[Saved entries]
## START

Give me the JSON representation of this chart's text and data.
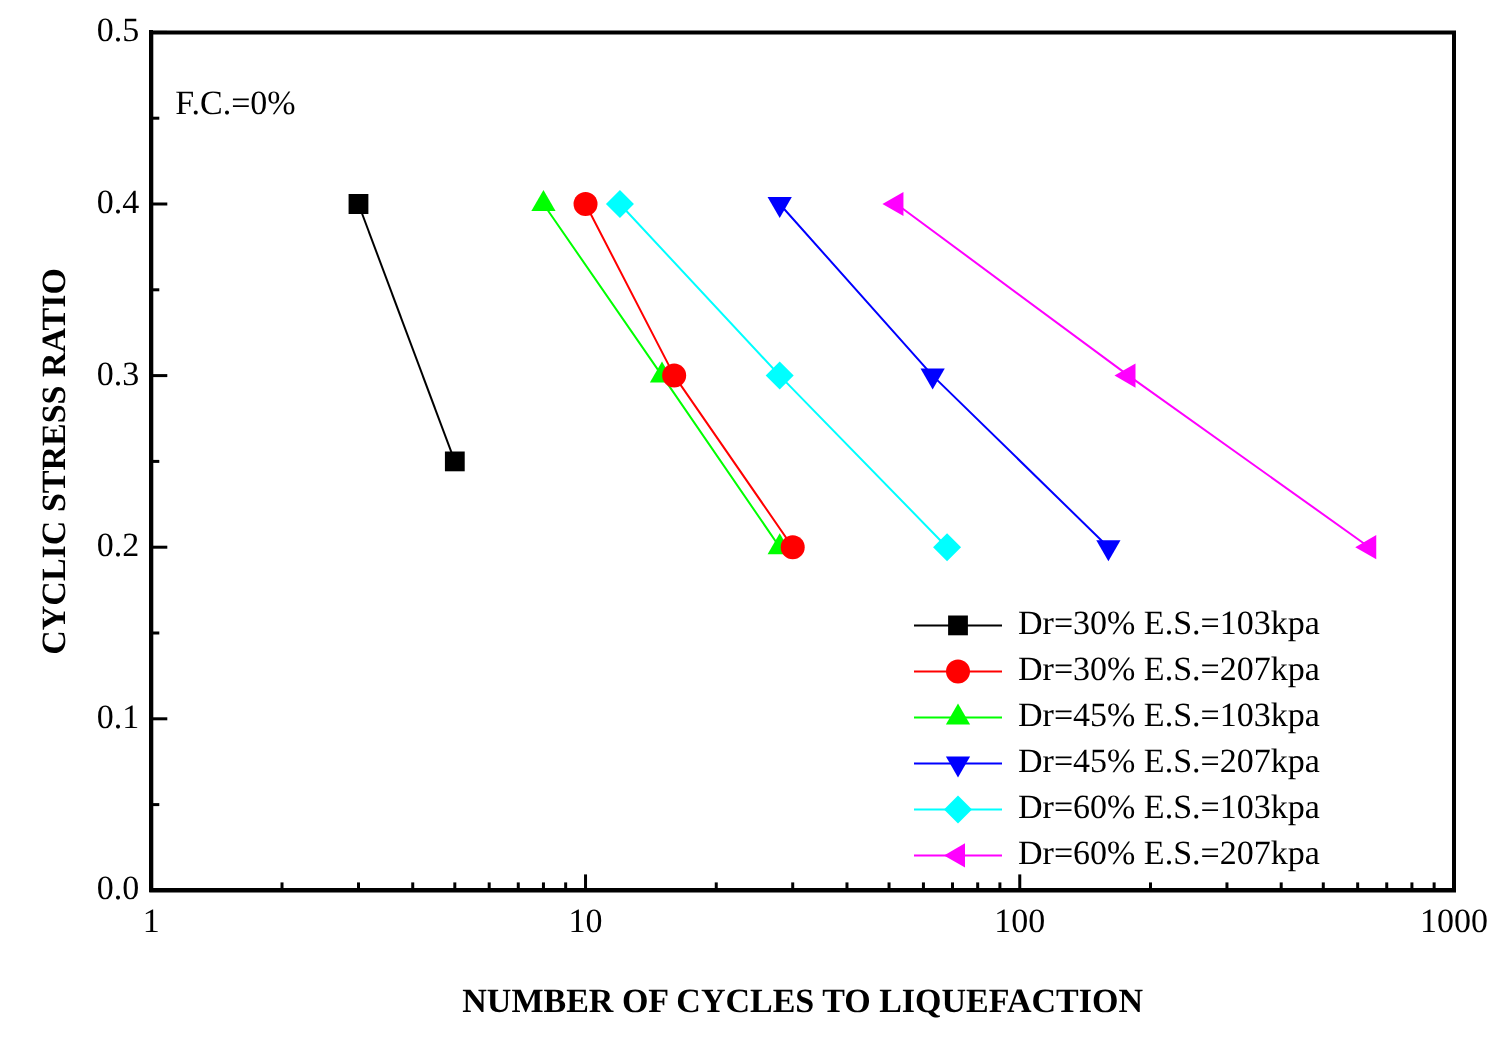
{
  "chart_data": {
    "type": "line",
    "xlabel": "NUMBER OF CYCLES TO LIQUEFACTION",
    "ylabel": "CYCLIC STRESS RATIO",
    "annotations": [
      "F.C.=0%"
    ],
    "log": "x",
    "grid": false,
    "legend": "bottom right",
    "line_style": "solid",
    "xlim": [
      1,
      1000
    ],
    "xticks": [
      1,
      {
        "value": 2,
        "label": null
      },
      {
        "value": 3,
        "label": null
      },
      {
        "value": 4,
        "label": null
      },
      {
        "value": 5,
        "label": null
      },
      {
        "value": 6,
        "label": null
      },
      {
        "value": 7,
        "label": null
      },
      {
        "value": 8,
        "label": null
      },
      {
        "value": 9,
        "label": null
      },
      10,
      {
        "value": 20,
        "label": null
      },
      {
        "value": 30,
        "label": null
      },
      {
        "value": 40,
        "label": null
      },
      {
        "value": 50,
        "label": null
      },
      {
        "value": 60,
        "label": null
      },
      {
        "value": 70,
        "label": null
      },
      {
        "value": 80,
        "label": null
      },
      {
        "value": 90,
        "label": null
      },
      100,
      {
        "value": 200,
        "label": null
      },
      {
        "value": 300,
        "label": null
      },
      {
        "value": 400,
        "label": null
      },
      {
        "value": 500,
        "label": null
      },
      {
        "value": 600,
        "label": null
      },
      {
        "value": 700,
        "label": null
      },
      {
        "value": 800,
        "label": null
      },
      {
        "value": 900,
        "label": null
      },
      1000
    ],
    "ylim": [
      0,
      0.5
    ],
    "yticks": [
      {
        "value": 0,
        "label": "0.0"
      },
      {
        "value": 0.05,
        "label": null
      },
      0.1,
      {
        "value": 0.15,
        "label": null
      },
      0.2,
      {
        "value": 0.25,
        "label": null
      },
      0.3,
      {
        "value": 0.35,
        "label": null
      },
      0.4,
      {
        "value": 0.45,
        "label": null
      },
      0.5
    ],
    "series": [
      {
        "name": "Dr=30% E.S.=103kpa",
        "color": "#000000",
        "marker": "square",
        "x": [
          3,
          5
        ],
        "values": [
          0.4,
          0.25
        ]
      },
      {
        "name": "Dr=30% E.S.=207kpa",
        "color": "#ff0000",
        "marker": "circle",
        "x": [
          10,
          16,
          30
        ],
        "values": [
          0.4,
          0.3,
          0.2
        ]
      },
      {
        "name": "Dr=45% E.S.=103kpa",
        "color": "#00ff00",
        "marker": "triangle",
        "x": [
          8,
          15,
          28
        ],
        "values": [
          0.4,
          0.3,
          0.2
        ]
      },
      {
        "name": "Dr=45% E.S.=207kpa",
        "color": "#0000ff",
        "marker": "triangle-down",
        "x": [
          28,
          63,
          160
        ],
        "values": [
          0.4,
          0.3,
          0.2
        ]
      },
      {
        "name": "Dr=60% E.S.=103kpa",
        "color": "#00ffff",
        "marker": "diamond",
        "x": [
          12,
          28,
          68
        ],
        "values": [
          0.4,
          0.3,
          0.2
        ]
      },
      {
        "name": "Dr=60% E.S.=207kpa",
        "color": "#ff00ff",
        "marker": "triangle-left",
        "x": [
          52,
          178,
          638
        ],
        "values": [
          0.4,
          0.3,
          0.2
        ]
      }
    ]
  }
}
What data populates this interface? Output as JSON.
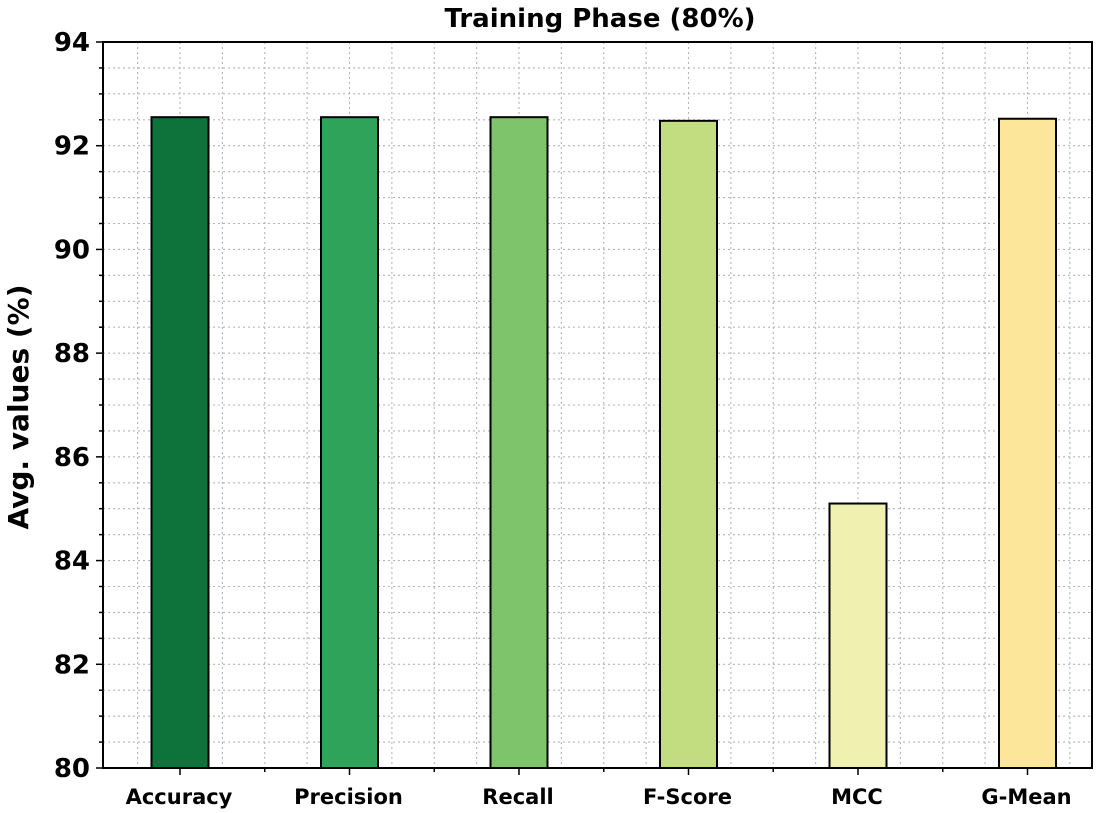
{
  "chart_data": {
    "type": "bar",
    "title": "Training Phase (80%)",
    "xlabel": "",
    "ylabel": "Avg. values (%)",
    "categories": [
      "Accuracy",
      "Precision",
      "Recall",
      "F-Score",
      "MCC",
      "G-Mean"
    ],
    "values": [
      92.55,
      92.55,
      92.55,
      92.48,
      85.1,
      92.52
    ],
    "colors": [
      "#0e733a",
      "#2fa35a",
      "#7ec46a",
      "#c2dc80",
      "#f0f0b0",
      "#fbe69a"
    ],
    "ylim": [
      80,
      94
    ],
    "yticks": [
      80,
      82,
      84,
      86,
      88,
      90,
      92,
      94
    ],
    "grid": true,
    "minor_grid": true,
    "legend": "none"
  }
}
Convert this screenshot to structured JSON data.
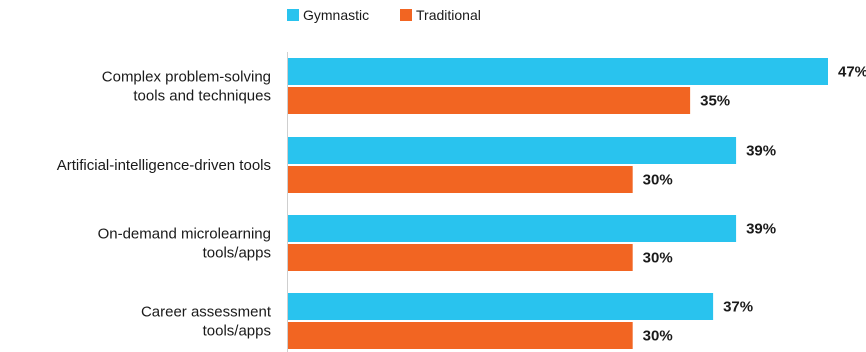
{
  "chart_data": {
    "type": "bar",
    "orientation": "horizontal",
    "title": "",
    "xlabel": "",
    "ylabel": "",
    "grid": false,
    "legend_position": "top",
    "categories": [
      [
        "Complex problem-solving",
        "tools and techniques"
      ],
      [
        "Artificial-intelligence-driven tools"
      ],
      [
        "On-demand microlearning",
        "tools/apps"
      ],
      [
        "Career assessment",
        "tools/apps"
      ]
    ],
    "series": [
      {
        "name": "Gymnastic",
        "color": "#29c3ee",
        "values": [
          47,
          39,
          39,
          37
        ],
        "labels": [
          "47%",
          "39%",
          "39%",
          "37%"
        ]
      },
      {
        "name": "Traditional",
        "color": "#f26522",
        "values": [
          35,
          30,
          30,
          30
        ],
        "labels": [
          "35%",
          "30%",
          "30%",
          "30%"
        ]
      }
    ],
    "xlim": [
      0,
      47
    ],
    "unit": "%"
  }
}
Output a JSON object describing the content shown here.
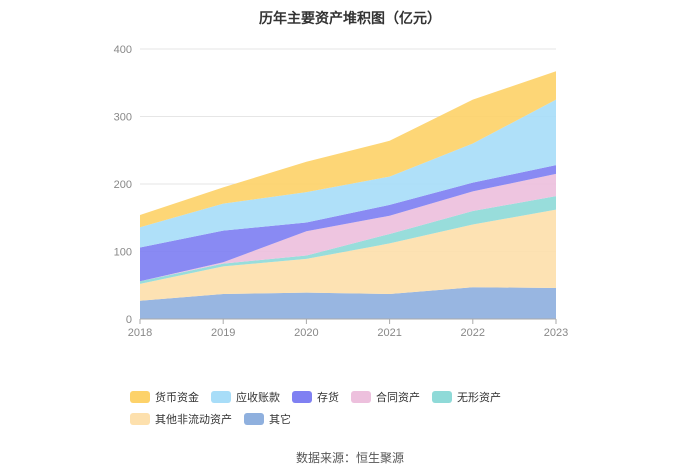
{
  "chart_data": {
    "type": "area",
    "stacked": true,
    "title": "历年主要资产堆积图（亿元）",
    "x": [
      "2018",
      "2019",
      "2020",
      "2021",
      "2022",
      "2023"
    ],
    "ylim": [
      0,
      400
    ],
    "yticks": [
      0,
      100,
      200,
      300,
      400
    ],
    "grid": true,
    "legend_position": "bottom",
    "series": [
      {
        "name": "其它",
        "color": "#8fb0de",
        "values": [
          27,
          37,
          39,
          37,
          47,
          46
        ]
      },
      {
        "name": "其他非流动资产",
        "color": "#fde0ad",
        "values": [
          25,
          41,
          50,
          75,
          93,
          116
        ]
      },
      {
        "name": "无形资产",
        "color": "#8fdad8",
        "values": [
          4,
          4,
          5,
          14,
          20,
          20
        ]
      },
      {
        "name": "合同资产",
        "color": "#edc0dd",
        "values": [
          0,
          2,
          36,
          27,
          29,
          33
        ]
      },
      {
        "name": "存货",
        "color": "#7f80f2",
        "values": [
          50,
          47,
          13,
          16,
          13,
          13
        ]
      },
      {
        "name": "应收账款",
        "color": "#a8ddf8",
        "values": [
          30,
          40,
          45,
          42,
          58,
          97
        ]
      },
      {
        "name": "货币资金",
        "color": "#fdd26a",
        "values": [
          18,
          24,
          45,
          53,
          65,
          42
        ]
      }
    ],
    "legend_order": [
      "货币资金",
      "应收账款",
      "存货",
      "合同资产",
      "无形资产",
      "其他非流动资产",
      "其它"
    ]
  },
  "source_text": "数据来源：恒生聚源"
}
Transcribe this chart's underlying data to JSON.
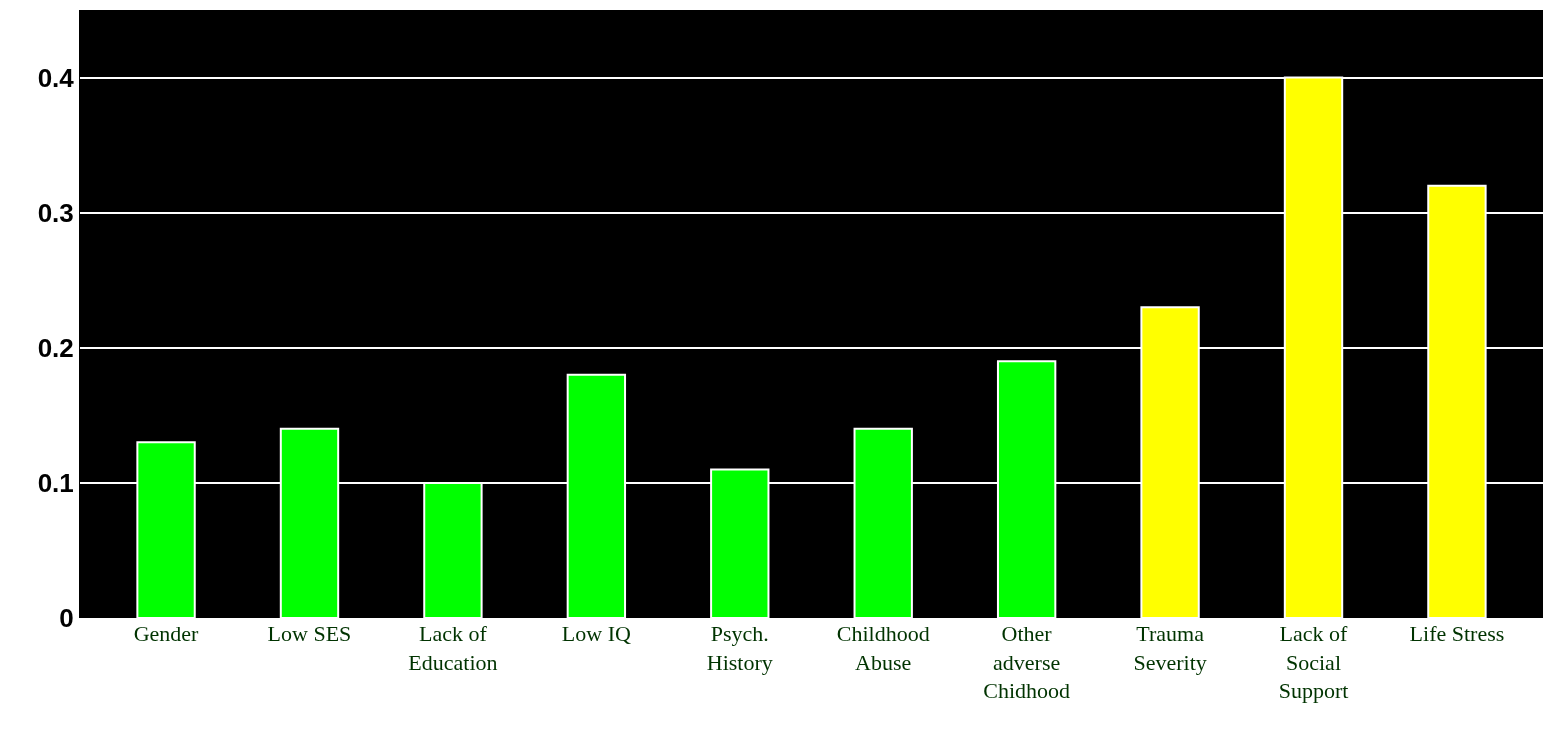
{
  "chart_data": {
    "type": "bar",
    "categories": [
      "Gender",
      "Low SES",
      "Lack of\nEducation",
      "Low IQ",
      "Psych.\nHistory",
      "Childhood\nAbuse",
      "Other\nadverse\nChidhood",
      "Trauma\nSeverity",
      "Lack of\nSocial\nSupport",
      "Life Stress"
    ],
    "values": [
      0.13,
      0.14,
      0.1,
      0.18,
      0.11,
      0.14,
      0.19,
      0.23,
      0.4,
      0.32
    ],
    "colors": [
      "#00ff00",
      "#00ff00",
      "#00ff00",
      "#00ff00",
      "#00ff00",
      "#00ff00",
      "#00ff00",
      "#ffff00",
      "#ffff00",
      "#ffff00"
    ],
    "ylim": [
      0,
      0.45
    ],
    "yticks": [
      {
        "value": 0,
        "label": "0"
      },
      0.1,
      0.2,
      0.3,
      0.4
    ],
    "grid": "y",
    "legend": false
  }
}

## END

Make an exact copy of all entries above, dropping the images.

Give me the JSON representation of this chart's text and data.
{
  "chart_data": {
    "type": "line",
    "xlabel": "NUMBER OF CYCLES TO LIQUEFACTION",
    "ylabel": "CYCLIC STRESS RATIO",
    "annotations": [
      "F.C.=0%"
    ],
    "log": "x",
    "grid": false,
    "legend": "bottom right",
    "line_style": "solid",
    "xlim": [
      1,
      1000
    ],
    "xticks": [
      1,
      {
        "value": 2,
        "label": null
      },
      {
        "value": 3,
        "label": null
      },
      {
        "value": 4,
        "label": null
      },
      {
        "value": 5,
        "label": null
      },
      {
        "value": 6,
        "label": null
      },
      {
        "value": 7,
        "label": null
      },
      {
        "value": 8,
        "label": null
      },
      {
        "value": 9,
        "label": null
      },
      10,
      {
        "value": 20,
        "label": null
      },
      {
        "value": 30,
        "label": null
      },
      {
        "value": 40,
        "label": null
      },
      {
        "value": 50,
        "label": null
      },
      {
        "value": 60,
        "label": null
      },
      {
        "value": 70,
        "label": null
      },
      {
        "value": 80,
        "label": null
      },
      {
        "value": 90,
        "label": null
      },
      100,
      {
        "value": 200,
        "label": null
      },
      {
        "value": 300,
        "label": null
      },
      {
        "value": 400,
        "label": null
      },
      {
        "value": 500,
        "label": null
      },
      {
        "value": 600,
        "label": null
      },
      {
        "value": 700,
        "label": null
      },
      {
        "value": 800,
        "label": null
      },
      {
        "value": 900,
        "label": null
      },
      1000
    ],
    "ylim": [
      0,
      0.5
    ],
    "yticks": [
      {
        "value": 0,
        "label": "0.0"
      },
      {
        "value": 0.05,
        "label": null
      },
      0.1,
      {
        "value": 0.15,
        "label": null
      },
      0.2,
      {
        "value": 0.25,
        "label": null
      },
      0.3,
      {
        "value": 0.35,
        "label": null
      },
      0.4,
      {
        "value": 0.45,
        "label": null
      },
      0.5
    ],
    "series": [
      {
        "name": "Dr=30% E.S.=103kpa",
        "color": "#000000",
        "marker": "square",
        "x": [
          3,
          5
        ],
        "values": [
          0.4,
          0.25
        ]
      },
      {
        "name": "Dr=30% E.S.=207kpa",
        "color": "#ff0000",
        "marker": "circle",
        "x": [
          10,
          16,
          30
        ],
        "values": [
          0.4,
          0.3,
          0.2
        ]
      },
      {
        "name": "Dr=45% E.S.=103kpa",
        "color": "#00ff00",
        "marker": "triangle",
        "x": [
          8,
          15,
          28
        ],
        "values": [
          0.4,
          0.3,
          0.2
        ]
      },
      {
        "name": "Dr=45% E.S.=207kpa",
        "color": "#0000ff",
        "marker": "triangle-down",
        "x": [
          28,
          63,
          160
        ],
        "values": [
          0.4,
          0.3,
          0.2
        ]
      },
      {
        "name": "Dr=60% E.S.=103kpa",
        "color": "#00ffff",
        "marker": "diamond",
        "x": [
          12,
          28,
          68
        ],
        "values": [
          0.4,
          0.3,
          0.2
        ]
      },
      {
        "name": "Dr=60% E.S.=207kpa",
        "color": "#ff00ff",
        "marker": "triangle-left",
        "x": [
          52,
          178,
          638
        ],
        "values": [
          0.4,
          0.3,
          0.2
        ]
      }
    ]
  }
}
What data populates this interface? Output as JSON.
{
  "chart_data": {
    "type": "bar",
    "title": "Training Phase (80%)",
    "xlabel": "",
    "ylabel": "Avg. values (%)",
    "categories": [
      "Accuracy",
      "Precision",
      "Recall",
      "F-Score",
      "MCC",
      "G-Mean"
    ],
    "values": [
      92.55,
      92.55,
      92.55,
      92.48,
      85.1,
      92.52
    ],
    "colors": [
      "#0e733a",
      "#2fa35a",
      "#7ec46a",
      "#c2dc80",
      "#f0f0b0",
      "#fbe69a"
    ],
    "ylim": [
      80,
      94
    ],
    "yticks": [
      80,
      82,
      84,
      86,
      88,
      90,
      92,
      94
    ],
    "grid": true,
    "minor_grid": true,
    "legend": "none"
  }
}
Convert this screenshot to structured JSON data.
{
  "chart_data": {
    "type": "bar",
    "orientation": "horizontal",
    "title": "",
    "xlabel": "",
    "ylabel": "",
    "grid": false,
    "legend_position": "top",
    "categories": [
      [
        "Complex problem-solving",
        "tools and techniques"
      ],
      [
        "Artificial-intelligence-driven tools"
      ],
      [
        "On-demand microlearning",
        "tools/apps"
      ],
      [
        "Career assessment",
        "tools/apps"
      ]
    ],
    "series": [
      {
        "name": "Gymnastic",
        "color": "#29c3ee",
        "values": [
          47,
          39,
          39,
          37
        ],
        "labels": [
          "47%",
          "39%",
          "39%",
          "37%"
        ]
      },
      {
        "name": "Traditional",
        "color": "#f26522",
        "values": [
          35,
          30,
          30,
          30
        ],
        "labels": [
          "35%",
          "30%",
          "30%",
          "30%"
        ]
      }
    ],
    "xlim": [
      0,
      47
    ],
    "unit": "%"
  }
}
Output a JSON object describing the content shown here.
{
  "chart_data": {
    "type": "area",
    "stacked": true,
    "title": "历年主要资产堆积图（亿元）",
    "x": [
      "2018",
      "2019",
      "2020",
      "2021",
      "2022",
      "2023"
    ],
    "ylim": [
      0,
      400
    ],
    "yticks": [
      0,
      100,
      200,
      300,
      400
    ],
    "grid": true,
    "legend_position": "bottom",
    "series": [
      {
        "name": "其它",
        "color": "#8fb0de",
        "values": [
          27,
          37,
          39,
          37,
          47,
          46
        ]
      },
      {
        "name": "其他非流动资产",
        "color": "#fde0ad",
        "values": [
          25,
          41,
          50,
          75,
          93,
          116
        ]
      },
      {
        "name": "无形资产",
        "color": "#8fdad8",
        "values": [
          4,
          4,
          5,
          14,
          20,
          20
        ]
      },
      {
        "name": "合同资产",
        "color": "#edc0dd",
        "values": [
          0,
          2,
          36,
          27,
          29,
          33
        ]
      },
      {
        "name": "存货",
        "color": "#7f80f2",
        "values": [
          50,
          47,
          13,
          16,
          13,
          13
        ]
      },
      {
        "name": "应收账款",
        "color": "#a8ddf8",
        "values": [
          30,
          40,
          45,
          42,
          58,
          97
        ]
      },
      {
        "name": "货币资金",
        "color": "#fdd26a",
        "values": [
          18,
          24,
          45,
          53,
          65,
          42
        ]
      }
    ],
    "legend_order": [
      "货币资金",
      "应收账款",
      "存货",
      "合同资产",
      "无形资产",
      "其他非流动资产",
      "其它"
    ]
  },
  "source_text": "数据来源：恒生聚源"
}
Transcribe this chart's underlying data to JSON.
{
  "chart_data": {
    "type": "bar",
    "categories": [
      "Gender",
      "Low SES",
      "Lack of\nEducation",
      "Low IQ",
      "Psych.\nHistory",
      "Childhood\nAbuse",
      "Other\nadverse\nChidhood",
      "Trauma\nSeverity",
      "Lack of\nSocial\nSupport",
      "Life Stress"
    ],
    "values": [
      0.13,
      0.14,
      0.1,
      0.18,
      0.11,
      0.14,
      0.19,
      0.23,
      0.4,
      0.32
    ],
    "colors": [
      "#00ff00",
      "#00ff00",
      "#00ff00",
      "#00ff00",
      "#00ff00",
      "#00ff00",
      "#00ff00",
      "#ffff00",
      "#ffff00",
      "#ffff00"
    ],
    "ylim": [
      0,
      0.45
    ],
    "yticks": [
      {
        "value": 0,
        "label": "0"
      },
      0.1,
      0.2,
      0.3,
      0.4
    ],
    "grid": "y",
    "legend": false
  }
}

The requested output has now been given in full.